# Problem to solve
Below are some entries. Copy each line that holds the string "Silurian".
───── Supplied material ─────
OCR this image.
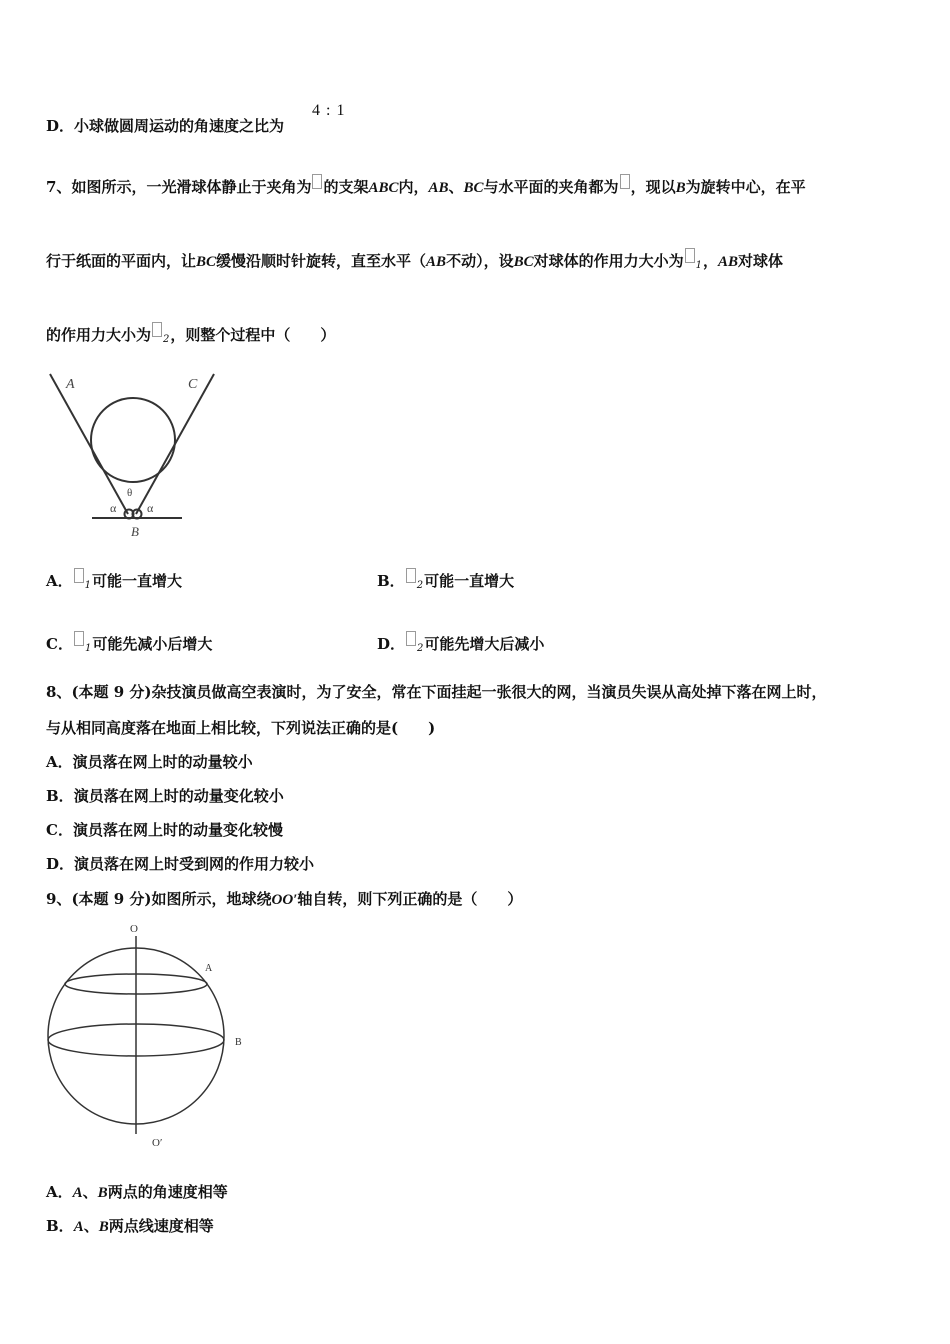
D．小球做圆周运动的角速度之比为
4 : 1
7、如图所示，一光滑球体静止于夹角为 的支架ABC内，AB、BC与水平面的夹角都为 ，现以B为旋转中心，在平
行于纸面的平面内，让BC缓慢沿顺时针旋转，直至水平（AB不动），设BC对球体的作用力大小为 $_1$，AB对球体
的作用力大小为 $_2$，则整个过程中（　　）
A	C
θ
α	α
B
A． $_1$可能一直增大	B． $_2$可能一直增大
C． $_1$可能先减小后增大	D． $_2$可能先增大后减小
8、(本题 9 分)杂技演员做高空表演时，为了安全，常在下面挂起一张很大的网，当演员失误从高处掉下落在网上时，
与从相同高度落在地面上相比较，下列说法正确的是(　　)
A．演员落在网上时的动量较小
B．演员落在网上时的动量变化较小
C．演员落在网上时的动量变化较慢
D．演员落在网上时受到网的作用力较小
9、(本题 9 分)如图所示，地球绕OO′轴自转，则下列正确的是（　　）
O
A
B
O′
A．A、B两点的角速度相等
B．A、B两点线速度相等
─────
───── Supplied material ─────
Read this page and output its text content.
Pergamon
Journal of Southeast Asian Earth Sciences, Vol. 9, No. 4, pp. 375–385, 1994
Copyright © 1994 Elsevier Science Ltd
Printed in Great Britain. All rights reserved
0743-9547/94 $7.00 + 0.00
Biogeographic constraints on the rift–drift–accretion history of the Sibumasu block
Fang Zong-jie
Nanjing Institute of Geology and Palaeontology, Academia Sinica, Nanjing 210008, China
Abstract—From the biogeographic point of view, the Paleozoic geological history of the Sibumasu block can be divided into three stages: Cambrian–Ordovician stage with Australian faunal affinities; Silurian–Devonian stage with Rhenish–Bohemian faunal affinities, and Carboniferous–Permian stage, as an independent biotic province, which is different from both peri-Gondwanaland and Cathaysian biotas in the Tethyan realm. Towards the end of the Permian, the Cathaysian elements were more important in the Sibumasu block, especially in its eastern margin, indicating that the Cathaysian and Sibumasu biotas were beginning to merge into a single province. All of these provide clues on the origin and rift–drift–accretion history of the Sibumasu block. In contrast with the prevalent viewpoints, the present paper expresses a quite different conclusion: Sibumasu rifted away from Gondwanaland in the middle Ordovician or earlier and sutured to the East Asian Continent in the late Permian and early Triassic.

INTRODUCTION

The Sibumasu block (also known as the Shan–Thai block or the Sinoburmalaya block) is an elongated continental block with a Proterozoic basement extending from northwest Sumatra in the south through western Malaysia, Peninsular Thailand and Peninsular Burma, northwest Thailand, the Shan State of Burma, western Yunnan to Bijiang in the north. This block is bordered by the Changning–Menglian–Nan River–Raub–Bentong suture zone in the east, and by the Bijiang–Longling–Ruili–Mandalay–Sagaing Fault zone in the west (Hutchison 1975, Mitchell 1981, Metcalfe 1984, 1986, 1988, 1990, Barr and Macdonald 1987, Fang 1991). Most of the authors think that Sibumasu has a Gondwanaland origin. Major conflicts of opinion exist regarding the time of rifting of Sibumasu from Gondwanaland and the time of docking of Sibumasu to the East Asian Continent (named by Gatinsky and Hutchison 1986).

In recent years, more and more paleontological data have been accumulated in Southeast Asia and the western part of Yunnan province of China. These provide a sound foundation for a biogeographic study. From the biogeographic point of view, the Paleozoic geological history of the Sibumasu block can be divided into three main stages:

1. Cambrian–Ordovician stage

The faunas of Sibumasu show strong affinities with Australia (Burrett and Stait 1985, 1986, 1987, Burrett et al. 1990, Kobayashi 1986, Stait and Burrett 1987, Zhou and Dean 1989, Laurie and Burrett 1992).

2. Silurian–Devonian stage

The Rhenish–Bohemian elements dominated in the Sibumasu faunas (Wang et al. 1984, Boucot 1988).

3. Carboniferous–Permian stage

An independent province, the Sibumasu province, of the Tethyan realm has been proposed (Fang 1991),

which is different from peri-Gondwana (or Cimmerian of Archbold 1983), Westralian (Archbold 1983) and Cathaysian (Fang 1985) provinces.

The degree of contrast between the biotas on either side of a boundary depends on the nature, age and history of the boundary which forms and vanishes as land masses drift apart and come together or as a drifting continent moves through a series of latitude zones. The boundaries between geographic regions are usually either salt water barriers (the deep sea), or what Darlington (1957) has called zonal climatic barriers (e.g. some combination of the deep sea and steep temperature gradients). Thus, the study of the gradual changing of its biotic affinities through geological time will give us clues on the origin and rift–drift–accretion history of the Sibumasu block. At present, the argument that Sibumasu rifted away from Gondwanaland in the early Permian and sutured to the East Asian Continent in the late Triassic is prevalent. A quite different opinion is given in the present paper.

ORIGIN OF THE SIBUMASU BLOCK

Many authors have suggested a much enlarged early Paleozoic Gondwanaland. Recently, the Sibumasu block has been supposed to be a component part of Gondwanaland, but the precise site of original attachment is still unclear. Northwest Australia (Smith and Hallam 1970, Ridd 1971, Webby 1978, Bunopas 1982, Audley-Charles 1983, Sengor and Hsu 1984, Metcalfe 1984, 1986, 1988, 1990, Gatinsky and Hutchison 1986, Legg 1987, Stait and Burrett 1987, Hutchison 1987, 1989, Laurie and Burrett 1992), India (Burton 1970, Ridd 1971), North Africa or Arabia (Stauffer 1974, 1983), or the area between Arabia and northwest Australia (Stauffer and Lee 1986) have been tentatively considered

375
─────
# Task answer
Abstract—From the biogeographic point of view, the Paleozoic geological history of the Sibumasu block can be divided into three stages: Cambrian–Ordovician stage with Australian faunal affinities; Silurian–Devonian stage with Rhenish–Bohemian faunal affinities, and Carboniferous–Permian stage, as an independent biotic province, which is different from both peri-Gondwanaland and Cathaysian biotas in the Tethyan realm. Towards the end of the Permian, the Cathaysian elements were more important in the Sibumasu block, especially in its eastern margin, indicating that the Cathaysian and Sibumasu biotas were beginning to merge into a single province. All of these provide clues on the origin and rift–drift–accretion history of the Sibumasu block. In contrast with the prevalent viewpoints, the present paper expresses a quite different conclusion: Sibumasu rifted away from Gondwanaland in the middle Ordovician or earlier and sutured to the East Asian Continent in the late Permian and early Triassic.
2. Silurian–Devonian stage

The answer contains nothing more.